— BEGIN DATA SUPPLIED —

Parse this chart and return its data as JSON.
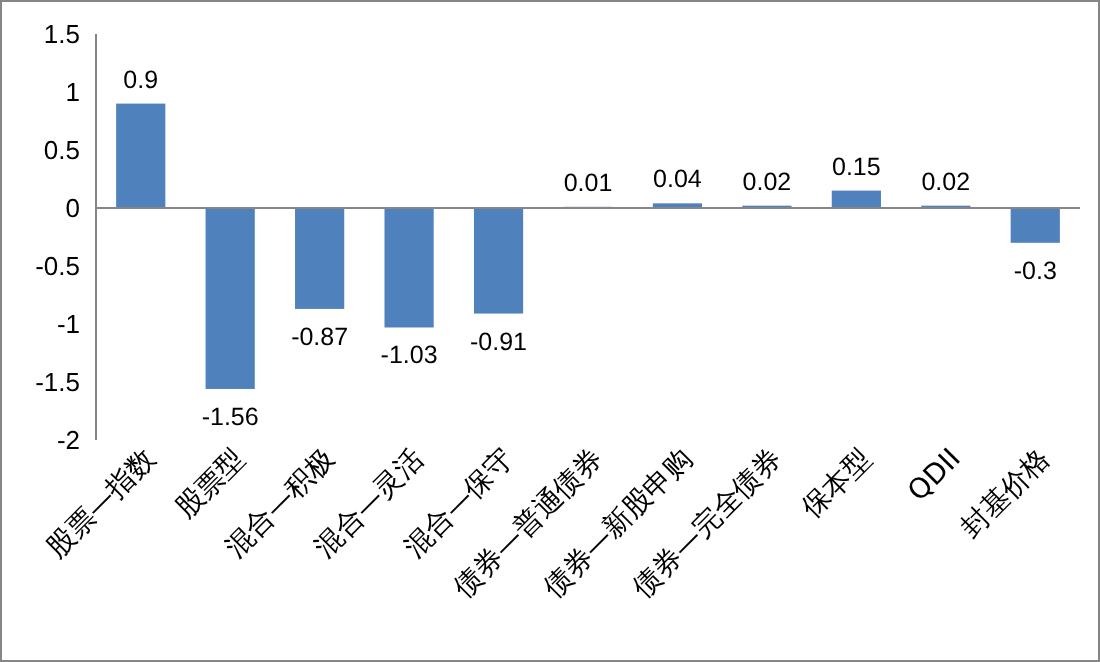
{
  "chart_data": {
    "type": "bar",
    "categories": [
      "股票—指数",
      "股票型",
      "混合—积极",
      "混合—灵活",
      "混合—保守",
      "债券—普通债券",
      "债券—新股申购",
      "债券—完全债券",
      "保本型",
      "QDII",
      "封基价格"
    ],
    "values": [
      0.9,
      -1.56,
      -0.87,
      -1.03,
      -0.91,
      0.01,
      0.04,
      0.02,
      0.15,
      0.02,
      -0.3
    ],
    "color": "#4f81bd",
    "ylim": [
      -2,
      1.5
    ],
    "yticks": [
      -2,
      -1.5,
      -1,
      -0.5,
      0,
      0.5,
      1,
      1.5
    ],
    "data_labels": true
  }
}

— END DATA SUPPLIED —

TASK GOAL: Reproduce the material word for word, minus the images.

WORKED ANSWER:
Parse this chart and return its data as JSON.
{
  "chart_data": {
    "type": "bar",
    "categories": [
      "股票—指数",
      "股票型",
      "混合—积极",
      "混合—灵活",
      "混合—保守",
      "债券—普通债券",
      "债券—新股申购",
      "债券—完全债券",
      "保本型",
      "QDII",
      "封基价格"
    ],
    "values": [
      0.9,
      -1.56,
      -0.87,
      -1.03,
      -0.91,
      0.01,
      0.04,
      0.02,
      0.15,
      0.02,
      -0.3
    ],
    "color": "#4f81bd",
    "ylim": [
      -2,
      1.5
    ],
    "yticks": [
      -2,
      -1.5,
      -1,
      -0.5,
      0,
      0.5,
      1,
      1.5
    ],
    "data_labels": true
  }
}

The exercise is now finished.